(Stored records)
START

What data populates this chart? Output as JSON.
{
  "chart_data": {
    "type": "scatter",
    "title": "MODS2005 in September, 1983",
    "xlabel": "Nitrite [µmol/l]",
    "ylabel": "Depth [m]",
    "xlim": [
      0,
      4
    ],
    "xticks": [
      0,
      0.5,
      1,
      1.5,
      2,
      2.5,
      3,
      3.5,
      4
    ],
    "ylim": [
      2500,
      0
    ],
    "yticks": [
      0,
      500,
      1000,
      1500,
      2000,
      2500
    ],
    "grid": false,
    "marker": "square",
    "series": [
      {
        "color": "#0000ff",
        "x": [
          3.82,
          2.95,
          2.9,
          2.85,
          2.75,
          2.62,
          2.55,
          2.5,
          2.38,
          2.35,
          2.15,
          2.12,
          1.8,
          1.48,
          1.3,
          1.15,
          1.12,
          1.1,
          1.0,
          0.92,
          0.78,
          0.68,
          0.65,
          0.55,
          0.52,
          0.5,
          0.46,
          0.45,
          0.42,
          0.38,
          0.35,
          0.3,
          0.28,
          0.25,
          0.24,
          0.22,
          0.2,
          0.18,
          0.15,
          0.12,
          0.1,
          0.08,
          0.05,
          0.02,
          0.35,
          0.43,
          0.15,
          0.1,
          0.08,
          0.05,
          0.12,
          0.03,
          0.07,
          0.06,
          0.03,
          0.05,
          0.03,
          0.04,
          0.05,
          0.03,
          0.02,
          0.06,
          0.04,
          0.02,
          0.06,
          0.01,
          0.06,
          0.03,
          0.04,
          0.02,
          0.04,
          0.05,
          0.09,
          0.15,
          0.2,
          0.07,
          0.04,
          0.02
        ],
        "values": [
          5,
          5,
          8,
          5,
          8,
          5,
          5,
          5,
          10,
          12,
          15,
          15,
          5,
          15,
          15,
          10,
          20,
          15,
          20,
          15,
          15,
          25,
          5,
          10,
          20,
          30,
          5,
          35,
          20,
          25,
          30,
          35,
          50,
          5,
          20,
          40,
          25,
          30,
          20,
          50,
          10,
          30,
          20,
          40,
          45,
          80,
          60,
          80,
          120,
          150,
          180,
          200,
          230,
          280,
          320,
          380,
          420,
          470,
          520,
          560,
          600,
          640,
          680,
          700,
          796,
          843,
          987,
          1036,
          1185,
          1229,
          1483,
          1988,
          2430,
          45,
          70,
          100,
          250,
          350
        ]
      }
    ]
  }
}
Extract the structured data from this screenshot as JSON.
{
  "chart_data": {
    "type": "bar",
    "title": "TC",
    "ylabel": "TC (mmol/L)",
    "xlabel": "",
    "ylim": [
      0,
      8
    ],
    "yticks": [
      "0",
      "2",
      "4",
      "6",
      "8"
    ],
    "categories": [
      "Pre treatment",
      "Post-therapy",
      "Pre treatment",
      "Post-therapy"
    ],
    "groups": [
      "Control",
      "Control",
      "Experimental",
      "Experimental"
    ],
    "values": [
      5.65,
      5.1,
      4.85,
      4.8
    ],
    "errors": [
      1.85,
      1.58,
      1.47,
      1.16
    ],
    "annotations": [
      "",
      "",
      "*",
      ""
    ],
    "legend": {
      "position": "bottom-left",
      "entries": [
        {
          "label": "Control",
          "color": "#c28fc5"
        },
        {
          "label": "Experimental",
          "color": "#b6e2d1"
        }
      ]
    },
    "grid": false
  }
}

END

● Task statement
Quote the listing in full, please, keeping every line exact.

● Task result
What data populates this chart? Output as JSON.
{
  "chart_data": {
    "type": "scatter",
    "title": "MODS2005 in September, 1983",
    "xlabel": "Nitrite [µmol/l]",
    "ylabel": "Depth [m]",
    "xlim": [
      0,
      4
    ],
    "xticks": [
      0,
      0.5,
      1,
      1.5,
      2,
      2.5,
      3,
      3.5,
      4
    ],
    "ylim": [
      2500,
      0
    ],
    "yticks": [
      0,
      500,
      1000,
      1500,
      2000,
      2500
    ],
    "grid": false,
    "marker": "square",
    "series": [
      {
        "color": "#0000ff",
        "x": [
          3.82,
          2.95,
          2.9,
          2.85,
          2.75,
          2.62,
          2.55,
          2.5,
          2.38,
          2.35,
          2.15,
          2.12,
          1.8,
          1.48,
          1.3,
          1.15,
          1.12,
          1.1,
          1.0,
          0.92,
          0.78,
          0.68,
          0.65,
          0.55,
          0.52,
          0.5,
          0.46,
          0.45,
          0.42,
          0.38,
          0.35,
          0.3,
          0.28,
          0.25,
          0.24,
          0.22,
          0.2,
          0.18,
          0.15,
          0.12,
          0.1,
          0.08,
          0.05,
          0.02,
          0.35,
          0.43,
          0.15,
          0.1,
          0.08,
          0.05,
          0.12,
          0.03,
          0.07,
          0.06,
          0.03,
          0.05,
          0.03,
          0.04,
          0.05,
          0.03,
          0.02,
          0.06,
          0.04,
          0.02,
          0.06,
          0.01,
          0.06,
          0.03,
          0.04,
          0.02,
          0.04,
          0.05,
          0.09,
          0.15,
          0.2,
          0.07,
          0.04,
          0.02
        ],
        "values": [
          5,
          5,
          8,
          5,
          8,
          5,
          5,
          5,
          10,
          12,
          15,
          15,
          5,
          15,
          15,
          10,
          20,
          15,
          20,
          15,
          15,
          25,
          5,
          10,
          20,
          30,
          5,
          35,
          20,
          25,
          30,
          35,
          50,
          5,
          20,
          40,
          25,
          30,
          20,
          50,
          10,
          30,
          20,
          40,
          45,
          80,
          60,
          80,
          120,
          150,
          180,
          200,
          230,
          280,
          320,
          380,
          420,
          470,
          520,
          560,
          600,
          640,
          680,
          700,
          796,
          843,
          987,
          1036,
          1185,
          1229,
          1483,
          1988,
          2430,
          45,
          70,
          100,
          250,
          350
        ]
      }
    ]
  }
}
Extract the structured data from this screenshot as JSON.
{
  "chart_data": {
    "type": "bar",
    "title": "TC",
    "ylabel": "TC (mmol/L)",
    "xlabel": "",
    "ylim": [
      0,
      8
    ],
    "yticks": [
      "0",
      "2",
      "4",
      "6",
      "8"
    ],
    "categories": [
      "Pre treatment",
      "Post-therapy",
      "Pre treatment",
      "Post-therapy"
    ],
    "groups": [
      "Control",
      "Control",
      "Experimental",
      "Experimental"
    ],
    "values": [
      5.65,
      5.1,
      4.85,
      4.8
    ],
    "errors": [
      1.85,
      1.58,
      1.47,
      1.16
    ],
    "annotations": [
      "",
      "",
      "*",
      ""
    ],
    "legend": {
      "position": "bottom-left",
      "entries": [
        {
          "label": "Control",
          "color": "#c28fc5"
        },
        {
          "label": "Experimental",
          "color": "#b6e2d1"
        }
      ]
    },
    "grid": false
  }
}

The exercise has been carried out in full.